REQUIREMENT >>
Exactly reproduce the lines that follow.
[START]
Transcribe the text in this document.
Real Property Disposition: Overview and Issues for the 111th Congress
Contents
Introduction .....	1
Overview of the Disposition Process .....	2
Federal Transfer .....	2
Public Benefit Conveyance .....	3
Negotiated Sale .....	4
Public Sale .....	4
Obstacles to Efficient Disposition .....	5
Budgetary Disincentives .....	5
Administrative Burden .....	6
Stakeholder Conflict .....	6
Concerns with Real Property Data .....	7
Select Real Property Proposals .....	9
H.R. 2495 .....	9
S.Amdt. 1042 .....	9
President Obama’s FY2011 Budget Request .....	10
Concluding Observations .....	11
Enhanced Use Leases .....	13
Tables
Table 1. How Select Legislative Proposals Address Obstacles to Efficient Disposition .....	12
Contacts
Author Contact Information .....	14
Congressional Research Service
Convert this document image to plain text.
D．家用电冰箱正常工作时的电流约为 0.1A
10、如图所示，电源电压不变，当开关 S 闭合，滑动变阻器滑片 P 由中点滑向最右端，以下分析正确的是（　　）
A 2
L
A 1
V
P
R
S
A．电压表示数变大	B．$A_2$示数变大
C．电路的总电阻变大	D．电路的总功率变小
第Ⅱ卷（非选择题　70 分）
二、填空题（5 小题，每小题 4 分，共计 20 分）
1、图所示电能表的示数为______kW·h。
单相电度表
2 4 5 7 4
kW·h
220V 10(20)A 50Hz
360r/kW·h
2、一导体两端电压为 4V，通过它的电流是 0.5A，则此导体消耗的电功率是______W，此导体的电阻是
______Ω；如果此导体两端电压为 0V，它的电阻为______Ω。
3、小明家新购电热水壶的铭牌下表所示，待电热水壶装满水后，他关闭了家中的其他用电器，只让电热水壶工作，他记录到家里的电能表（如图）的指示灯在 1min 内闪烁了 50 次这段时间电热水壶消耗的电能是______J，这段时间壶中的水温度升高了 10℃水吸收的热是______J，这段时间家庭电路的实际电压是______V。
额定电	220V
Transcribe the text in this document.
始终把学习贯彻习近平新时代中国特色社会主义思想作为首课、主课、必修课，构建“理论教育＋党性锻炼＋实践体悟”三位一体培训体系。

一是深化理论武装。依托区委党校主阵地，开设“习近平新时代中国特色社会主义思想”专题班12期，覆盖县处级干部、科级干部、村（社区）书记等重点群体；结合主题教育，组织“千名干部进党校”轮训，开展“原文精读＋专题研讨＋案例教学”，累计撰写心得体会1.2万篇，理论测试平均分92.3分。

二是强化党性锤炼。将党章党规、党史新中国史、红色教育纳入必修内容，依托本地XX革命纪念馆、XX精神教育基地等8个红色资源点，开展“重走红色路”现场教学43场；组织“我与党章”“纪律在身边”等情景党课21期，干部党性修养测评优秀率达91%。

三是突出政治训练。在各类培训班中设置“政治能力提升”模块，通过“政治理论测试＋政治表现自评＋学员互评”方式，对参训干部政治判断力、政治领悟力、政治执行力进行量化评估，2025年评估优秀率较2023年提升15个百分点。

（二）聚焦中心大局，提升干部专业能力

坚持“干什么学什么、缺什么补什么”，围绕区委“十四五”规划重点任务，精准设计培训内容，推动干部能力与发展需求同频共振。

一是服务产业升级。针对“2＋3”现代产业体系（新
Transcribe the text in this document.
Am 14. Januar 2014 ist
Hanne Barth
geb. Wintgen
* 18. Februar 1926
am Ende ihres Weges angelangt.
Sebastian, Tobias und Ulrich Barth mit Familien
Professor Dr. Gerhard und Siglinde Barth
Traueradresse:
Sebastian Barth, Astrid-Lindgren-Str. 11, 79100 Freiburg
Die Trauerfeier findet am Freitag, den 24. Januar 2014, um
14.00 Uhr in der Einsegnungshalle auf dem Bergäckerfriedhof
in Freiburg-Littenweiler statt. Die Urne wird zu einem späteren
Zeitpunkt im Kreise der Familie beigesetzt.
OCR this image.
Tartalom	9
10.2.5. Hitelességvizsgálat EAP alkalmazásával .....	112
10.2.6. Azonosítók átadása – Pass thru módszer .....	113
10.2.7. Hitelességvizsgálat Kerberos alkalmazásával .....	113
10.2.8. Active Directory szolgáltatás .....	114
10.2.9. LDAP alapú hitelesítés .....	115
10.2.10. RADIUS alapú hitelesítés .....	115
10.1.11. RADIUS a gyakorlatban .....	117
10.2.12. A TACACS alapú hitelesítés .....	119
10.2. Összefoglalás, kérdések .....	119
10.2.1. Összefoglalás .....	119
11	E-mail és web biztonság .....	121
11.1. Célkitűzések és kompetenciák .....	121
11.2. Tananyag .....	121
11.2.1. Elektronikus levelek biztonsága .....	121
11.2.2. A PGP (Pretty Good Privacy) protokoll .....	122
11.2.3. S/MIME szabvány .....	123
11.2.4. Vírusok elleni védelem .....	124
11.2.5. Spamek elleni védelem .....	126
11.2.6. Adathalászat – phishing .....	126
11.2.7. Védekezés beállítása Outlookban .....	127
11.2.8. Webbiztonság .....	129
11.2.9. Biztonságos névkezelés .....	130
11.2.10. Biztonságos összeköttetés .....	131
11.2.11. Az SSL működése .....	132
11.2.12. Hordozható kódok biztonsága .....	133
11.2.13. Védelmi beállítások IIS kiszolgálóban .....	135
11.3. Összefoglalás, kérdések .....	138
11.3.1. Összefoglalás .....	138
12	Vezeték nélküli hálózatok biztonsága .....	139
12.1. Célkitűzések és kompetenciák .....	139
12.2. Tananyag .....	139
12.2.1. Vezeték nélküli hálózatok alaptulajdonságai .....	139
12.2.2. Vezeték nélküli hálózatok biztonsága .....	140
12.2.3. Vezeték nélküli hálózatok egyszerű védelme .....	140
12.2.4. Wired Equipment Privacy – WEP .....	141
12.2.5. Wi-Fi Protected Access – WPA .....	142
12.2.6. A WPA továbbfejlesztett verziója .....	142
[END]
ANSWER TO THIS EXERCISE >>
Transcribe the text in this document.
Real Property Disposition: Overview and Issues for the 111th Congress
Contents
Introduction .....	1
Overview of the Disposition Process .....	2
Federal Transfer .....	2
Public Benefit Conveyance .....	3
Negotiated Sale .....	4
Public Sale .....	4
Obstacles to Efficient Disposition .....	5
Budgetary Disincentives .....	5
Administrative Burden .....	6
Stakeholder Conflict .....	6
Concerns with Real Property Data .....	7
Select Real Property Proposals .....	9
H.R. 2495 .....	9
S.Amdt. 1042 .....	9
President Obama’s FY2011 Budget Request .....	10
Concluding Observations .....	11
Enhanced Use Leases .....	13
Tables
Table 1. How Select Legislative Proposals Address Obstacles to Efficient Disposition .....	12
Contacts
Author Contact Information .....	14
Congressional Research Service
Convert this document image to plain text.
D．家用电冰箱正常工作时的电流约为 0.1A
10、如图所示，电源电压不变，当开关 S 闭合，滑动变阻器滑片 P 由中点滑向最右端，以下分析正确的是（　　）
A 2
L
A 1
V
P
R
S
A．电压表示数变大	B．$A_2$示数变大
C．电路的总电阻变大	D．电路的总功率变小
第Ⅱ卷（非选择题　70 分）
二、填空题（5 小题，每小题 4 分，共计 20 分）
1、图所示电能表的示数为______kW·h。
单相电度表
2 4 5 7 4
kW·h
220V 10(20)A 50Hz
360r/kW·h
2、一导体两端电压为 4V，通过它的电流是 0.5A，则此导体消耗的电功率是______W，此导体的电阻是
______Ω；如果此导体两端电压为 0V，它的电阻为______Ω。
3、小明家新购电热水壶的铭牌下表所示，待电热水壶装满水后，他关闭了家中的其他用电器，只让电热水壶工作，他记录到家里的电能表（如图）的指示灯在 1min 内闪烁了 50 次这段时间电热水壶消耗的电能是______J，这段时间壶中的水温度升高了 10℃水吸收的热是______J，这段时间家庭电路的实际电压是______V。
额定电	220V
Transcribe the text in this document.
始终把学习贯彻习近平新时代中国特色社会主义思想作为首课、主课、必修课，构建“理论教育＋党性锻炼＋实践体悟”三位一体培训体系。

一是深化理论武装。依托区委党校主阵地，开设“习近平新时代中国特色社会主义思想”专题班12期，覆盖县处级干部、科级干部、村（社区）书记等重点群体；结合主题教育，组织“千名干部进党校”轮训，开展“原文精读＋专题研讨＋案例教学”，累计撰写心得体会1.2万篇，理论测试平均分92.3分。

二是强化党性锤炼。将党章党规、党史新中国史、红色教育纳入必修内容，依托本地XX革命纪念馆、XX精神教育基地等8个红色资源点，开展“重走红色路”现场教学43场；组织“我与党章”“纪律在身边”等情景党课21期，干部党性修养测评优秀率达91%。

三是突出政治训练。在各类培训班中设置“政治能力提升”模块，通过“政治理论测试＋政治表现自评＋学员互评”方式，对参训干部政治判断力、政治领悟力、政治执行力进行量化评估，2025年评估优秀率较2023年提升15个百分点。

（二）聚焦中心大局，提升干部专业能力

坚持“干什么学什么、缺什么补什么”，围绕区委“十四五”规划重点任务，精准设计培训内容，推动干部能力与发展需求同频共振。

一是服务产业升级。针对“2＋3”现代产业体系（新
Transcribe the text in this document.
Am 14. Januar 2014 ist
Hanne Barth
geb. Wintgen
* 18. Februar 1926
am Ende ihres Weges angelangt.
Sebastian, Tobias und Ulrich Barth mit Familien
Professor Dr. Gerhard und Siglinde Barth
Traueradresse:
Sebastian Barth, Astrid-Lindgren-Str. 11, 79100 Freiburg
Die Trauerfeier findet am Freitag, den 24. Januar 2014, um
14.00 Uhr in der Einsegnungshalle auf dem Bergäckerfriedhof
in Freiburg-Littenweiler statt. Die Urne wird zu einem späteren
Zeitpunkt im Kreise der Familie beigesetzt.
OCR this image.
Tartalom	9
10.2.5. Hitelességvizsgálat EAP alkalmazásával .....	112
10.2.6. Azonosítók átadása – Pass thru módszer .....	113
10.2.7. Hitelességvizsgálat Kerberos alkalmazásával .....	113
10.2.8. Active Directory szolgáltatás .....	114
10.2.9. LDAP alapú hitelesítés .....	115
10.2.10. RADIUS alapú hitelesítés .....	115
10.1.11. RADIUS a gyakorlatban .....	117
10.2.12. A TACACS alapú hitelesítés .....	119
10.2. Összefoglalás, kérdések .....	119
10.2.1. Összefoglalás .....	119
11	E-mail és web biztonság .....	121
11.1. Célkitűzések és kompetenciák .....	121
11.2. Tananyag .....	121
11.2.1. Elektronikus levelek biztonsága .....	121
11.2.2. A PGP (Pretty Good Privacy) protokoll .....	122
11.2.3. S/MIME szabvány .....	123
11.2.4. Vírusok elleni védelem .....	124
11.2.5. Spamek elleni védelem .....	126
11.2.6. Adathalászat – phishing .....	126
11.2.7. Védekezés beállítása Outlookban .....	127
11.2.8. Webbiztonság .....	129
11.2.9. Biztonságos névkezelés .....	130
11.2.10. Biztonságos összeköttetés .....	131
11.2.11. Az SSL működése .....	132
11.2.12. Hordozható kódok biztonsága .....	133
11.2.13. Védelmi beállítások IIS kiszolgálóban .....	135
11.3. Összefoglalás, kérdések .....	138
11.3.1. Összefoglalás .....	138
12	Vezeték nélküli hálózatok biztonsága .....	139
12.1. Célkitűzések és kompetenciák .....	139
12.2. Tananyag .....	139
12.2.1. Vezeték nélküli hálózatok alaptulajdonságai .....	139
12.2.2. Vezeték nélküli hálózatok biztonsága .....	140
12.2.3. Vezeték nélküli hálózatok egyszerű védelme .....	140
12.2.4. Wired Equipment Privacy – WEP .....	141
12.2.5. Wi-Fi Protected Access – WPA .....	142
12.2.6. A WPA továbbfejlesztett verziója .....	142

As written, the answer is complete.